[Part of a data file]
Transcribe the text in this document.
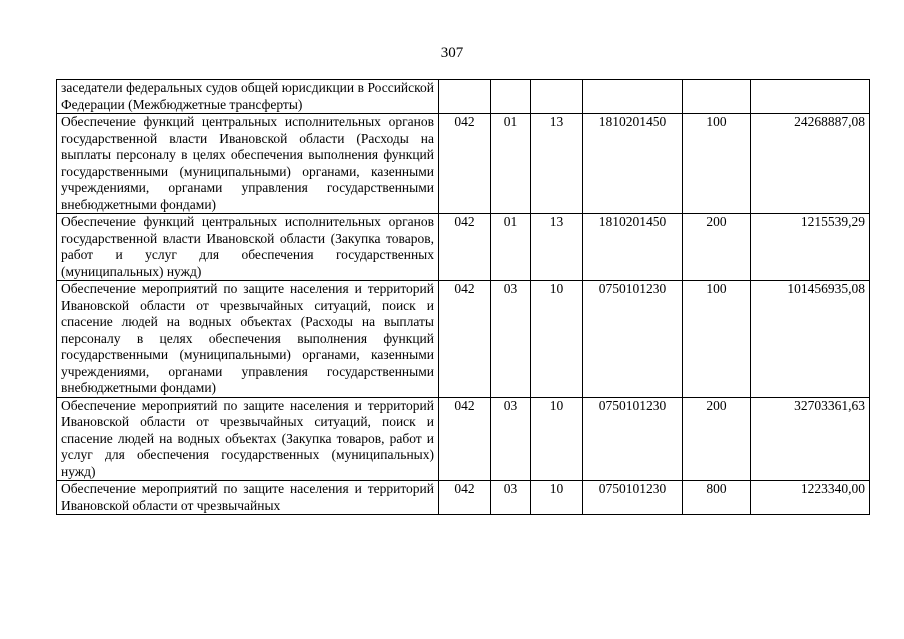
307
заседатели федеральных судов общей юрисдикции в Российской Федерации (Межбюджетные трансферты)						
Обеспечение функций центральных исполнительных органов государственной власти Ивановской области (Расходы на выплаты персоналу в целях обеспечения выполнения функций государственными (муниципальными) органами, казенными учреждениями, органами управления государственными внебюджетными фондами)	042	01	13	1810201450	100	24268887,08
Обеспечение функций центральных исполнительных органов государственной власти Ивановской области (Закупка товаров, работ и услуг для обеспечения государственных (муниципальных) нужд)	042	01	13	1810201450	200	1215539,29
Обеспечение мероприятий по защите населения и территорий Ивановской области от чрезвычайных ситуаций, поиск и спасение людей на водных объектах (Расходы на выплаты персоналу в целях обеспечения выполнения функций государственными (муниципальными) органами, казенными учреждениями, органами управления государственными внебюджетными фондами)	042	03	10	0750101230	100	101456935,08
Обеспечение мероприятий по защите населения и территорий Ивановской области от чрезвычайных ситуаций, поиск и спасение людей на водных объектах (Закупка товаров, работ и услуг для обеспечения государственных (муниципальных) нужд)	042	03	10	0750101230	200	32703361,63
Обеспечение мероприятий по защите населения и территорий Ивановской области от чрезвычайных	042	03	10	0750101230	800	1223340,00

- _Objective_
In your copy, leave out the pictures and reproduce the material above exactly.

- _Full response_
Transcribe the text in this document.
307
заседатели федеральных судов общей юрисдикции в Российской Федерации (Межбюджетные трансферты)						
Обеспечение функций центральных исполнительных органов государственной власти Ивановской области (Расходы на выплаты персоналу в целях обеспечения выполнения функций государственными (муниципальными) органами, казенными учреждениями, органами управления государственными внебюджетными фондами)	042	01	13	1810201450	100	24268887,08
Обеспечение функций центральных исполнительных органов государственной власти Ивановской области (Закупка товаров, работ и услуг для обеспечения государственных (муниципальных) нужд)	042	01	13	1810201450	200	1215539,29
Обеспечение мероприятий по защите населения и территорий Ивановской области от чрезвычайных ситуаций, поиск и спасение людей на водных объектах (Расходы на выплаты персоналу в целях обеспечения выполнения функций государственными (муниципальными) органами, казенными учреждениями, органами управления государственными внебюджетными фондами)	042	03	10	0750101230	100	101456935,08
Обеспечение мероприятий по защите населения и территорий Ивановской области от чрезвычайных ситуаций, поиск и спасение людей на водных объектах (Закупка товаров, работ и услуг для обеспечения государственных (муниципальных) нужд)	042	03	10	0750101230	200	32703361,63
Обеспечение мероприятий по защите населения и территорий Ивановской области от чрезвычайных	042	03	10	0750101230	800	1223340,00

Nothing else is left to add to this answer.